= SELECTED EXCERPT =
=-=-=-=-=

    I feel saddened by the last lines of your post, Bonnie. “it will always be something”
    Is it acceptable to “know” and to “see” and be helpless to do anything?
    That’s probably the thought behind the women who have come together to create these squares, and hence the solidarity. If the movement became global, it would be a phenomenal message.

    1. Yes, that’s a wonderful image, dear Loula: the eye of God. And, I agree with you that it would be phenomenal if this “I See You” movement became global! Thank you, as ever, for your insightful thoughts.

  5. Thank you to all of you and to you, Bonnie, for your words about this project. I’m stitching all day every day and haven’t taken the time to adequately read and respond, but please know how much I appreciate your solidaridarity for Palestine, and genocidal atrocities in our world. May we all seek to do everything we can to undermine the powers who create them.

  6. Dear Bon,
    Each square is lovely on its own, but together they become a political artifact. Lena Bartula has found a wonderful project to unite people around an idea. I think it’s brilliant.

=-=-=-=-=

[Records from a data collection]
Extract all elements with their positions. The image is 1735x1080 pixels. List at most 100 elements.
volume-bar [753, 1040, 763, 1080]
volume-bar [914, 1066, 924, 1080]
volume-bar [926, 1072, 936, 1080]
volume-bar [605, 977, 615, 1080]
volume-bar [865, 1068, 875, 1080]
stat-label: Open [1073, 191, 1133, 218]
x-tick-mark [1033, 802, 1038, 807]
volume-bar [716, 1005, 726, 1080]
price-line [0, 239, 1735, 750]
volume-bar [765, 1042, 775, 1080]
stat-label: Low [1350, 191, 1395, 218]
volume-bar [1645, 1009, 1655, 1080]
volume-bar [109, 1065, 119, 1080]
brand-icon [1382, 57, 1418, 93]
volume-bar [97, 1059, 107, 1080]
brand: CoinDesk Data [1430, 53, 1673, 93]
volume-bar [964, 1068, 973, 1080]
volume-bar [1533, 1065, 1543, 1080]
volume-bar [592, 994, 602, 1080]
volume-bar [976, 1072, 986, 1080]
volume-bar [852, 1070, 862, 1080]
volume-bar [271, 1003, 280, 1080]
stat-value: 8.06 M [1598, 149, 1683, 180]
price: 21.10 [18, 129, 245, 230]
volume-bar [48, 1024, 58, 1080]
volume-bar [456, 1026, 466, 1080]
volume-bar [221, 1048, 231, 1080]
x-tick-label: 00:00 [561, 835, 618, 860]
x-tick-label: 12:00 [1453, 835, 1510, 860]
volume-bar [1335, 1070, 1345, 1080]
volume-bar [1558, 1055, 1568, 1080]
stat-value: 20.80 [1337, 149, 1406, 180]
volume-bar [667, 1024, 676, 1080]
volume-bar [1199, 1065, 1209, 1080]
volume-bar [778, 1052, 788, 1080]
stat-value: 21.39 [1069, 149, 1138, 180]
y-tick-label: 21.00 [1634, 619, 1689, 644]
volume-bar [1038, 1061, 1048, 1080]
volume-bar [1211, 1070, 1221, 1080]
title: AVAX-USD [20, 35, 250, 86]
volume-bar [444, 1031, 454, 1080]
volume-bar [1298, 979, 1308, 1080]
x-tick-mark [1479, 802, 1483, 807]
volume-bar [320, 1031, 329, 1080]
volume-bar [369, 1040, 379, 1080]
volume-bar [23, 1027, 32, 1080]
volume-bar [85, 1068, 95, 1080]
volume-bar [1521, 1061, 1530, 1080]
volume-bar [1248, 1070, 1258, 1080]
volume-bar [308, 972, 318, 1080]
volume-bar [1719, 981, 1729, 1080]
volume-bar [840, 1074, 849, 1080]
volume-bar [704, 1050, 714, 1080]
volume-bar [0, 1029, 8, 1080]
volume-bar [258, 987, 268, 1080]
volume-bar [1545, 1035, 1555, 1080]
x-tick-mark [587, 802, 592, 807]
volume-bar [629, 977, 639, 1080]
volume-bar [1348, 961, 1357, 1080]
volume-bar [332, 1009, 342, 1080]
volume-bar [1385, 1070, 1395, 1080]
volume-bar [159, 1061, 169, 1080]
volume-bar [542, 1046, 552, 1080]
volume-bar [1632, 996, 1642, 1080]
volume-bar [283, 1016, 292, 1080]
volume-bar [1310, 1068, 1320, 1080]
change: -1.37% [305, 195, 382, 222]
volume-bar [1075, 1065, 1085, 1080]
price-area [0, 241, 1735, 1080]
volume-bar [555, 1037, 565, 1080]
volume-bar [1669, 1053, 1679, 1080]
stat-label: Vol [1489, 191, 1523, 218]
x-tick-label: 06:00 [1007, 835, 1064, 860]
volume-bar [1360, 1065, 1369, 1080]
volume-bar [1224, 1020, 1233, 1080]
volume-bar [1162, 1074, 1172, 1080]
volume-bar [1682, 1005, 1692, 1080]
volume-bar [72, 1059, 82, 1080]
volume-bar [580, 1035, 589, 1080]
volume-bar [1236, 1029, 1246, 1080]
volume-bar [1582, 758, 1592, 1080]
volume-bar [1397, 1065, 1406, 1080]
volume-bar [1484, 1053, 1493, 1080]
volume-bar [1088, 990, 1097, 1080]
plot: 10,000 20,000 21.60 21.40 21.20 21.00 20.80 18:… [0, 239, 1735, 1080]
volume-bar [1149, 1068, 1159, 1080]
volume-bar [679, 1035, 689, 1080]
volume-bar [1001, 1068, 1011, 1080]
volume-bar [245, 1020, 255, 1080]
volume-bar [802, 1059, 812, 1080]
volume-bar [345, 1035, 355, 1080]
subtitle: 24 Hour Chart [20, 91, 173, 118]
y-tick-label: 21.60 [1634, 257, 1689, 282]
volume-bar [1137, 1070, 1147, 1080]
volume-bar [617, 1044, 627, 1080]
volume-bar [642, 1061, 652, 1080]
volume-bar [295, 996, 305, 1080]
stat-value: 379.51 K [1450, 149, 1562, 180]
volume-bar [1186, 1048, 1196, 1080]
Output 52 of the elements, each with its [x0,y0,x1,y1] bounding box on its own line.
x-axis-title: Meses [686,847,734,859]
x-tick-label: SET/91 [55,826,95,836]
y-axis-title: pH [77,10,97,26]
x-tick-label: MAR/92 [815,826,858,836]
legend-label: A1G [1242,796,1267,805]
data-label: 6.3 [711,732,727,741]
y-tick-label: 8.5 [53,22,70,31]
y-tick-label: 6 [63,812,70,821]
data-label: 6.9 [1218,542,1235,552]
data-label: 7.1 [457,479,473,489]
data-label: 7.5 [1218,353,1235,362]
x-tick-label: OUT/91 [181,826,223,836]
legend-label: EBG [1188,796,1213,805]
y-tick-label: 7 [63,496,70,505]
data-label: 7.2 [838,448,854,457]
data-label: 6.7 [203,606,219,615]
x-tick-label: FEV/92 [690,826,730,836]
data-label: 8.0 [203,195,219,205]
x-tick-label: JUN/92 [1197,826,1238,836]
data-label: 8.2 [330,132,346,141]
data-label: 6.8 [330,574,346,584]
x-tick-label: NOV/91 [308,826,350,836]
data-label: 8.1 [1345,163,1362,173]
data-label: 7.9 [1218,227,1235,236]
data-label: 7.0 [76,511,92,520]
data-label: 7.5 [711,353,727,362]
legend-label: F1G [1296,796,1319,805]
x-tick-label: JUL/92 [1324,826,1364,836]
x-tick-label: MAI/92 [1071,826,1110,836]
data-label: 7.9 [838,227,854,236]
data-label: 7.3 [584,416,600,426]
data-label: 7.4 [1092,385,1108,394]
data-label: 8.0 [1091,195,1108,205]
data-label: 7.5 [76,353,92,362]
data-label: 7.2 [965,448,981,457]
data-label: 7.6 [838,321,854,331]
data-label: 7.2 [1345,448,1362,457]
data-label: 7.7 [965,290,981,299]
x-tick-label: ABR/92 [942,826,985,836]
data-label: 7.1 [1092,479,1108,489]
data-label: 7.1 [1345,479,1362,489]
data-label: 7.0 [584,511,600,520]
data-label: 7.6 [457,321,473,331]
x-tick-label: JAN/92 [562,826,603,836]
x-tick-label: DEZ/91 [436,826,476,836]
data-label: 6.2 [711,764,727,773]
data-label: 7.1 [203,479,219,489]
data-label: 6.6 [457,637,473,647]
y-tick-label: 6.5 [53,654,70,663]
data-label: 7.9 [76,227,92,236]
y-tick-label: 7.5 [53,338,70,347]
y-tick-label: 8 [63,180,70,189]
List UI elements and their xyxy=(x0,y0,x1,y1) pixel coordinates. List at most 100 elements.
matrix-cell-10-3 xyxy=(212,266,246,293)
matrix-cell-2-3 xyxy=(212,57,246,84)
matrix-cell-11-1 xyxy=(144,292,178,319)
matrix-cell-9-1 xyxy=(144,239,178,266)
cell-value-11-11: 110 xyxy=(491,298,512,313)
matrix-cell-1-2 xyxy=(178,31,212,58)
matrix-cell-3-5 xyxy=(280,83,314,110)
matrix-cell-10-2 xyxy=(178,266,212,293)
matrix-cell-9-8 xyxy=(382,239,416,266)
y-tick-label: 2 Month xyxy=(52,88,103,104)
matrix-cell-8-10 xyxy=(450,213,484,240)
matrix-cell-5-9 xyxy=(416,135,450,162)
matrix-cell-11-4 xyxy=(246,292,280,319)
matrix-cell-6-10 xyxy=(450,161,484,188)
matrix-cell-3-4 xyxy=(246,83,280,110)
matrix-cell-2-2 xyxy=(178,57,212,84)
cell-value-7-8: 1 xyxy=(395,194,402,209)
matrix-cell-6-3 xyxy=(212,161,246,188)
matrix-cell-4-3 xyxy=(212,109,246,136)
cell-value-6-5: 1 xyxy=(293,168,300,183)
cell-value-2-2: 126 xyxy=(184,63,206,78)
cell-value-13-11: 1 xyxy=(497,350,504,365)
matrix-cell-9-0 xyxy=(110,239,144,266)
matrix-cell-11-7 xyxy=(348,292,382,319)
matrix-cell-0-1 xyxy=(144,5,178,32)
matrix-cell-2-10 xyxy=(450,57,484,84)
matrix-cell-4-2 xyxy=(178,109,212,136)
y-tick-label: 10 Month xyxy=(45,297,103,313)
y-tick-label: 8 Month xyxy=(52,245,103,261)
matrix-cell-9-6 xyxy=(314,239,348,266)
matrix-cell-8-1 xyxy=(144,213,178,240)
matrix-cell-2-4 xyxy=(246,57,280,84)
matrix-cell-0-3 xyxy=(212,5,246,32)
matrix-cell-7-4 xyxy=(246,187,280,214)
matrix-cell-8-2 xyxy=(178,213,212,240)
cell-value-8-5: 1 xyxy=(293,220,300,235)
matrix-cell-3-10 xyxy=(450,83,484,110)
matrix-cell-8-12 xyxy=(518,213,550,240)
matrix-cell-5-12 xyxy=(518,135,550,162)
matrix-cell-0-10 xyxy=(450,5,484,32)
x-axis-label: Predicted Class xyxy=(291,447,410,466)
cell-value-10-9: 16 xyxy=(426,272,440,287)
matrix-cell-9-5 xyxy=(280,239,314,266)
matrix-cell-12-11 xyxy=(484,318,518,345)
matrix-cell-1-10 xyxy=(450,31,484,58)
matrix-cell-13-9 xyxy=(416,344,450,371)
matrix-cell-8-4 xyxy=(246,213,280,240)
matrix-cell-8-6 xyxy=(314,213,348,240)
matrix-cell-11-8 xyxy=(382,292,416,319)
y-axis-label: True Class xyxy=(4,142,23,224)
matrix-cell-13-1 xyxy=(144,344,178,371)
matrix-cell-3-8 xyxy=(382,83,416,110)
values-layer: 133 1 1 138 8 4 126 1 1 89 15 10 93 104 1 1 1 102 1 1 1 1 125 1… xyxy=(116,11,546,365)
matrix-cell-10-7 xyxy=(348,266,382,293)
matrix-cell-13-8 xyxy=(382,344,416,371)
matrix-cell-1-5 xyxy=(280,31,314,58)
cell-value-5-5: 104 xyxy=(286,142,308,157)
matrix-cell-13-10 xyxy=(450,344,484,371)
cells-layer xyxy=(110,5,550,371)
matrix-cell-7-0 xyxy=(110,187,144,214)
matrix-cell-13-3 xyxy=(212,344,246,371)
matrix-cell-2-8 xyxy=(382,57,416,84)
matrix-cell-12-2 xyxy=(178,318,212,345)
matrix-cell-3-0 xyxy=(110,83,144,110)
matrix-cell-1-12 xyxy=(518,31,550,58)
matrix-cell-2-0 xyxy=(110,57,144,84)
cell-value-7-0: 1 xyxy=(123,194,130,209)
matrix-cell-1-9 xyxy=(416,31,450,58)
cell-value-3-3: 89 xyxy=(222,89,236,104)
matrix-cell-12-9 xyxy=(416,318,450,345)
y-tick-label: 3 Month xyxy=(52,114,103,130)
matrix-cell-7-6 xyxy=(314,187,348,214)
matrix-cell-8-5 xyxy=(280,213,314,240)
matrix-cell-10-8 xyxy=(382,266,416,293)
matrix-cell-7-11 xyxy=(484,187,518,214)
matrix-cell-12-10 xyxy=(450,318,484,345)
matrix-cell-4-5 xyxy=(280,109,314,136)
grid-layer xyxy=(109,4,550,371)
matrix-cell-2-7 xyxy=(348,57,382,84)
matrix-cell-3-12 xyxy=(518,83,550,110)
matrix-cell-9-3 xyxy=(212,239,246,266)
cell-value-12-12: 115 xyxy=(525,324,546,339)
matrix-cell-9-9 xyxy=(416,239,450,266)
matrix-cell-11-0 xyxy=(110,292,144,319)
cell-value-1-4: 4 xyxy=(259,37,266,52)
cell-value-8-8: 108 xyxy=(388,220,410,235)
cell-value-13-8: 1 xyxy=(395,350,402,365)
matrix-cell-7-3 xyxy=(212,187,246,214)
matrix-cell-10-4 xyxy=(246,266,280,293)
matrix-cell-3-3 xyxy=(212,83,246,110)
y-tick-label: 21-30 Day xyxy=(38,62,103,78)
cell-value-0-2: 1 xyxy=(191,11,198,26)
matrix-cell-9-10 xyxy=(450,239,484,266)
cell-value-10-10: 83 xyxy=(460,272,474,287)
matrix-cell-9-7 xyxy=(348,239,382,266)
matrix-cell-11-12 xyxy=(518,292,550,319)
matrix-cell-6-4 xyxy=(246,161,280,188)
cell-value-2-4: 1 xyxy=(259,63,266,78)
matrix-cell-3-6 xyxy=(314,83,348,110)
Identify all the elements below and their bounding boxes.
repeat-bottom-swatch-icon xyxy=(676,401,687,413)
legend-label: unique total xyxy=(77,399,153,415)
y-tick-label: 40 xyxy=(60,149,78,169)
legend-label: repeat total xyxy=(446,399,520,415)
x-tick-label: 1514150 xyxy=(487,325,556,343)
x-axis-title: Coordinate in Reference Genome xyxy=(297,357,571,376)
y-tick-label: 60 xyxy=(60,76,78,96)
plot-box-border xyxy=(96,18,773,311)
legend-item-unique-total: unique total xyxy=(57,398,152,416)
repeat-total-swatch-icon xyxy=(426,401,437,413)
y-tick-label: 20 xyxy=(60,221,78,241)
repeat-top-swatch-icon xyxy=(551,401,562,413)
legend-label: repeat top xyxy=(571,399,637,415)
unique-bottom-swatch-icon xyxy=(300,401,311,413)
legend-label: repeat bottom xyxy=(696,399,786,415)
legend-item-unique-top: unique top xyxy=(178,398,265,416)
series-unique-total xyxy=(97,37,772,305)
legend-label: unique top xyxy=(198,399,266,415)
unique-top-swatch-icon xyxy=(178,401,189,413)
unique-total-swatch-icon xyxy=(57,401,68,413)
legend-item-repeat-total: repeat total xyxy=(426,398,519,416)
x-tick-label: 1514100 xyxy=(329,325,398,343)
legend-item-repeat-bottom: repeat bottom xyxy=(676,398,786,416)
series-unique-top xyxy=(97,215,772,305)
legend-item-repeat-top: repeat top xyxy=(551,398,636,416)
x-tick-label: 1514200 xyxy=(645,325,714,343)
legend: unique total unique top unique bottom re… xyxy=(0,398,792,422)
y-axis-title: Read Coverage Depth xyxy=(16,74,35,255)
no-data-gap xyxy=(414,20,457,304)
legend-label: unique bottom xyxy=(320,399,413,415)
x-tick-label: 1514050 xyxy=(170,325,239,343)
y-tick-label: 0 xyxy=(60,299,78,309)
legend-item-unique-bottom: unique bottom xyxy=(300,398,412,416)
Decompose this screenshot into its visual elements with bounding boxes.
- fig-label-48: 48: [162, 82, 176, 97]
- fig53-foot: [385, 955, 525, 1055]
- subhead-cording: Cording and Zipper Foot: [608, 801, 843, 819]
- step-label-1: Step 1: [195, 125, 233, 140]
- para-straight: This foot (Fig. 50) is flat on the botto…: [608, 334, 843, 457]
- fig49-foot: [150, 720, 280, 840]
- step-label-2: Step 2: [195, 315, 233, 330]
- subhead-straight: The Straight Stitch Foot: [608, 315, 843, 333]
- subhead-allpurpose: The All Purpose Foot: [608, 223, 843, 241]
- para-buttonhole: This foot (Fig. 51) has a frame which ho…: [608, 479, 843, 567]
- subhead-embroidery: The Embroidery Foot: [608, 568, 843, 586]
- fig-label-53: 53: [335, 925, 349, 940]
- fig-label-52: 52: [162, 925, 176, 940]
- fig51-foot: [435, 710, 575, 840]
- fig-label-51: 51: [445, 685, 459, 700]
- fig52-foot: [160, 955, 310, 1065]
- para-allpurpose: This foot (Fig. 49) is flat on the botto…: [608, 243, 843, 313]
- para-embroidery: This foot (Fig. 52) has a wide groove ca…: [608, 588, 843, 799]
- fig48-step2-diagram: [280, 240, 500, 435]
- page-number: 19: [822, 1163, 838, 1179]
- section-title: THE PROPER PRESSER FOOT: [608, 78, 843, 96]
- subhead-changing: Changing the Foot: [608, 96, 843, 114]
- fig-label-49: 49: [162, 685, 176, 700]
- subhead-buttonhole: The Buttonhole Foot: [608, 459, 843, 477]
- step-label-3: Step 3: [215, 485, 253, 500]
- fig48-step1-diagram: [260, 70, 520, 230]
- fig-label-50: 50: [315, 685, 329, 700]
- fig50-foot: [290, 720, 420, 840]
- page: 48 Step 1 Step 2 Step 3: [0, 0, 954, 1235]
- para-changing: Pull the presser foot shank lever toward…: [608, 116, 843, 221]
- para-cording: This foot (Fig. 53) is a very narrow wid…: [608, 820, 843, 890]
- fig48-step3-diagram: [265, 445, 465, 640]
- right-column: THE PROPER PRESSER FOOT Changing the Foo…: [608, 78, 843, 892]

=-=-=-=-=

= INSTRUCTIONS =
1. List every name the reader comments about the stitched squares use to address someone directly, giving each distinct name once.
2. Translate this sentence from the reader comments about the stitched squares into Spanish: "Each square is lovely on its own, but together they become a political artifact."
3. Resume the reader comments about the stitched squares, picking up right after the sentence that ends "I think it's brilliant."

= OUTPUTS IN ORDER =
1.
Bonnie
Loula
Bon

2. Cada cuadrado es hermoso por sí solo, pero juntos se convierten en un artefacto político.

3.
  7. Bonnie, thank you for highlighting my amazing neighbor, Lena’s wonderful work! Lena, you have no idea how deeply this resonates with me. On Oct. 15, 2023 around midnight I was sitting in bed in Tallahassee, FL, distraught with all of the news about Israel and Gaza. I was listening to a story on the New York Times Audio platform. A young Palestinian man and a retired Palestinian woman were interviewed. As I listen to the woman sharing about being trapped in Gaza after going to visit her ailing parents. She closed out the interview by revealing she was a recently retired elementary art teacher from a school a few miles from my Florida home!! A grandmother, like me. As a Jewish woman who has traveled to Israel, I realized I knew very little about Palestinians and Gaza. At that moment, she (Wafa) put a familiar face on a very horrifying situation. I looked her up on Facebook and when I saw her I felt an overwhelming need to let her know that even though she was mostly cut off from the outside, I Saw Her! She would not be forgotten in the midst of the nightmare. I sent her a FB message saying as much. She responded almost immediately! Two strangers from the same city, worlds apart. Since that night we have become friends and stay in contact frequently. She reached out to me to share that on a single day 10 family members were killed.
    I was in Parque Juarez having my Day of the Dead makeup done when she texted me that she had just crossed into Egypt! Needless to say I was overwhelmed with emotion. She returned to FL only to return to Egypt to care for her mother, father and two sister-in-laws when they finally made it out of Gaza. She contacted me when her poor father died. She is certain he died from a broken heart after losing his sons, other family, home, everything. They don’t even know what has happened to other remaining family. Can you even imagine?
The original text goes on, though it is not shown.